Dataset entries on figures

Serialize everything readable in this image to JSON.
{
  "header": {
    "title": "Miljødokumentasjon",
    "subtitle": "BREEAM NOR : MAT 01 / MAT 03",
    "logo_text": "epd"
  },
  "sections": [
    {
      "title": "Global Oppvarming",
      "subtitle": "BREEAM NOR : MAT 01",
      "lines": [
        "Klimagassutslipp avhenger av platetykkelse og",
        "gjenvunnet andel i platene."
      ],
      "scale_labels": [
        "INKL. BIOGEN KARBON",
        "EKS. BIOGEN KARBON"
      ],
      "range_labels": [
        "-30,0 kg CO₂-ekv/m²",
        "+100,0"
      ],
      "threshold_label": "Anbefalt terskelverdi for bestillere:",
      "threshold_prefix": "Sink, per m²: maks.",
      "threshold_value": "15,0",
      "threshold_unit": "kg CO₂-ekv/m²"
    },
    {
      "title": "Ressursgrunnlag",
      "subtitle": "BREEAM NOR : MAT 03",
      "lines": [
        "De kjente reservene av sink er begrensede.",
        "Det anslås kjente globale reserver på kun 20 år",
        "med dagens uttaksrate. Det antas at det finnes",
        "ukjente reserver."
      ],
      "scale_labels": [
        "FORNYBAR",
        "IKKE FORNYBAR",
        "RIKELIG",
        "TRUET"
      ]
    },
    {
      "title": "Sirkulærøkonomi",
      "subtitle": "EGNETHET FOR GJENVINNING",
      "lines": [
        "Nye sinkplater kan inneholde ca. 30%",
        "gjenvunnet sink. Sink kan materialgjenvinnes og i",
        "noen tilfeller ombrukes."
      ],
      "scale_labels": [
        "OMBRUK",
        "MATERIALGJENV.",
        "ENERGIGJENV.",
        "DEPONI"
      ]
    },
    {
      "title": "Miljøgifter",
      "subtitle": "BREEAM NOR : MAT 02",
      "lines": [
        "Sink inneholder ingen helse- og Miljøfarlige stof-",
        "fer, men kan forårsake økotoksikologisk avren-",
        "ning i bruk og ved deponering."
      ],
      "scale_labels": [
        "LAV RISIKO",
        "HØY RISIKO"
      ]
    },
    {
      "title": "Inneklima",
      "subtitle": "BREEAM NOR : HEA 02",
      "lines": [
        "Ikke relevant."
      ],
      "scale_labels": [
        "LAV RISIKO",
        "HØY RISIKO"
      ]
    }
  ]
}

To be done: Reproduce the listing above word for word.

Output for this exercise:
Serialize everything readable in this image to JSON.
{
  "header": {
    "title": "Miljødokumentasjon",
    "subtitle": "BREEAM NOR : MAT 01 / MAT 03",
    "logo_text": "epd"
  },
  "sections": [
    {
      "title": "Global Oppvarming",
      "subtitle": "BREEAM NOR : MAT 01",
      "lines": [
        "Klimagassutslipp avhenger av platetykkelse og",
        "gjenvunnet andel i platene."
      ],
      "scale_labels": [
        "INKL. BIOGEN KARBON",
        "EKS. BIOGEN KARBON"
      ],
      "range_labels": [
        "-30,0 kg CO₂-ekv/m²",
        "+100,0"
      ],
      "threshold_label": "Anbefalt terskelverdi for bestillere:",
      "threshold_prefix": "Sink, per m²: maks.",
      "threshold_value": "15,0",
      "threshold_unit": "kg CO₂-ekv/m²"
    },
    {
      "title": "Ressursgrunnlag",
      "subtitle": "BREEAM NOR : MAT 03",
      "lines": [
        "De kjente reservene av sink er begrensede.",
        "Det anslås kjente globale reserver på kun 20 år",
        "med dagens uttaksrate. Det antas at det finnes",
        "ukjente reserver."
      ],
      "scale_labels": [
        "FORNYBAR",
        "IKKE FORNYBAR",
        "RIKELIG",
        "TRUET"
      ]
    },
    {
      "title": "Sirkulærøkonomi",
      "subtitle": "EGNETHET FOR GJENVINNING",
      "lines": [
        "Nye sinkplater kan inneholde ca. 30%",
        "gjenvunnet sink. Sink kan materialgjenvinnes og i",
        "noen tilfeller ombrukes."
      ],
      "scale_labels": [
        "OMBRUK",
        "MATERIALGJENV.",
        "ENERGIGJENV.",
        "DEPONI"
      ]
    },
    {
      "title": "Miljøgifter",
      "subtitle": "BREEAM NOR : MAT 02",
      "lines": [
        "Sink inneholder ingen helse- og Miljøfarlige stof-",
        "fer, men kan forårsake økotoksikologisk avren-",
        "ning i bruk og ved deponering."
      ],
      "scale_labels": [
        "LAV RISIKO",
        "HØY RISIKO"
      ]
    },
    {
      "title": "Inneklima",
      "subtitle": "BREEAM NOR : HEA 02",
      "lines": [
        "Ikke relevant."
      ],
      "scale_labels": [
        "LAV RISIKO",
        "HØY RISIKO"
      ]
    }
  ]
}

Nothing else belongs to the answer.